WHAT IS NEEDED –
Where a line of the listing below includes the word "attributed", reproduce that line.

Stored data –
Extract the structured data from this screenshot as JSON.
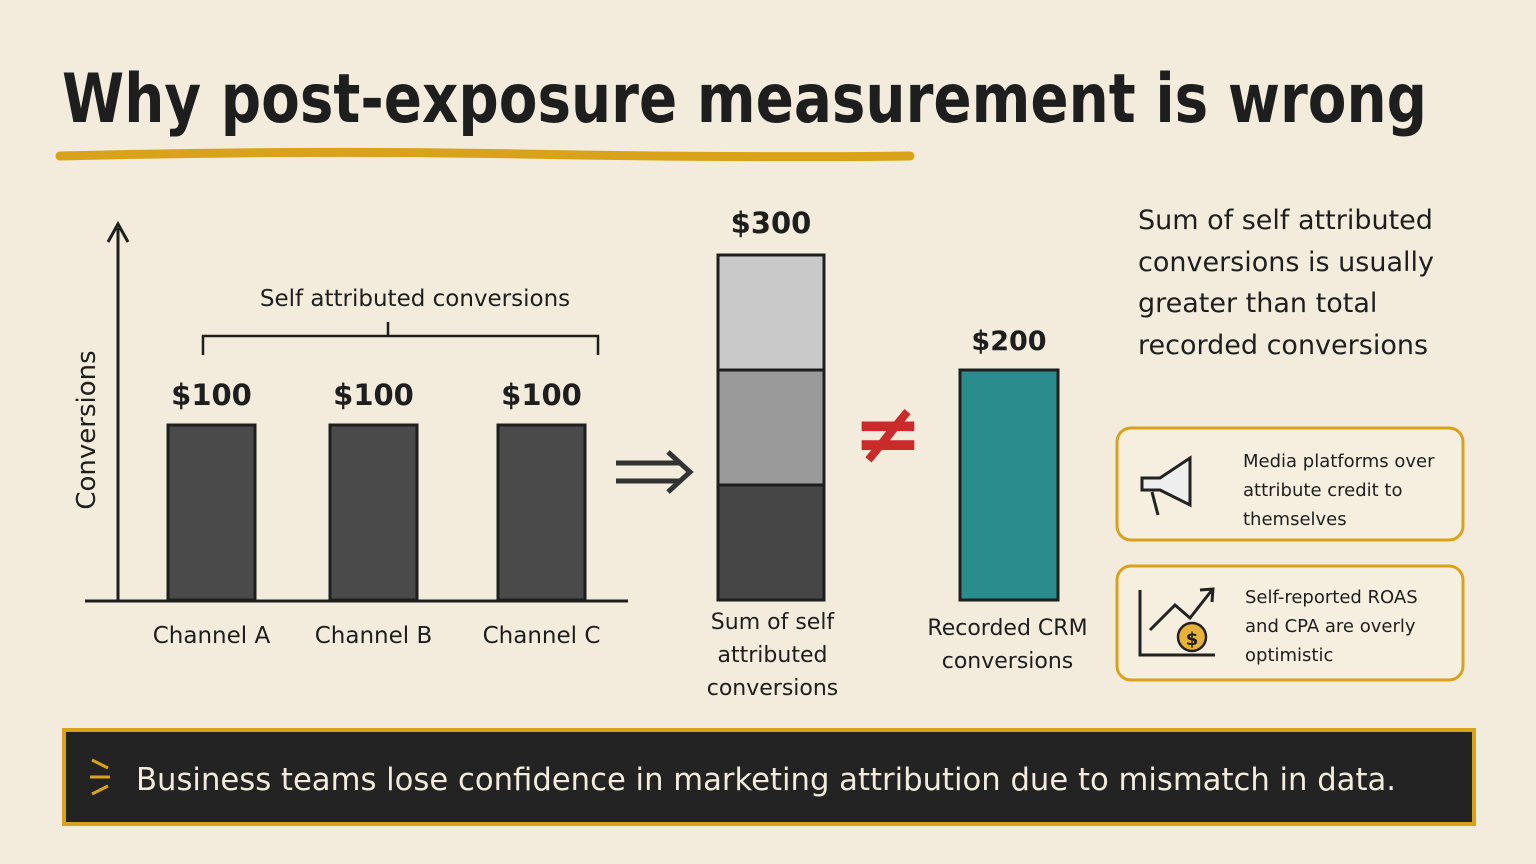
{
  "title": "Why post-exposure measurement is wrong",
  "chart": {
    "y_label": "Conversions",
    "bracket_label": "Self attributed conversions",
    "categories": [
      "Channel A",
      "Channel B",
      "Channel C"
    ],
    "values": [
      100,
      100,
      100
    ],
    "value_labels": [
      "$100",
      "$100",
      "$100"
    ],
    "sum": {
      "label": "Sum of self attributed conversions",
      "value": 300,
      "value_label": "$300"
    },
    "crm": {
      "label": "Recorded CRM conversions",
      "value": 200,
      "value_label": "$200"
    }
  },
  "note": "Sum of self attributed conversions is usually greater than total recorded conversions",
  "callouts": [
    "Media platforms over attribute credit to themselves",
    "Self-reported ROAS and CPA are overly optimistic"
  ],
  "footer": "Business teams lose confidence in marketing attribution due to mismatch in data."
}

IN RESPONSE –
    "bracket_label": "Self attributed conversions",
      "label": "Sum of self attributed conversions",
  "note": "Sum of self attributed conversions is usually greater than total recorded conversions",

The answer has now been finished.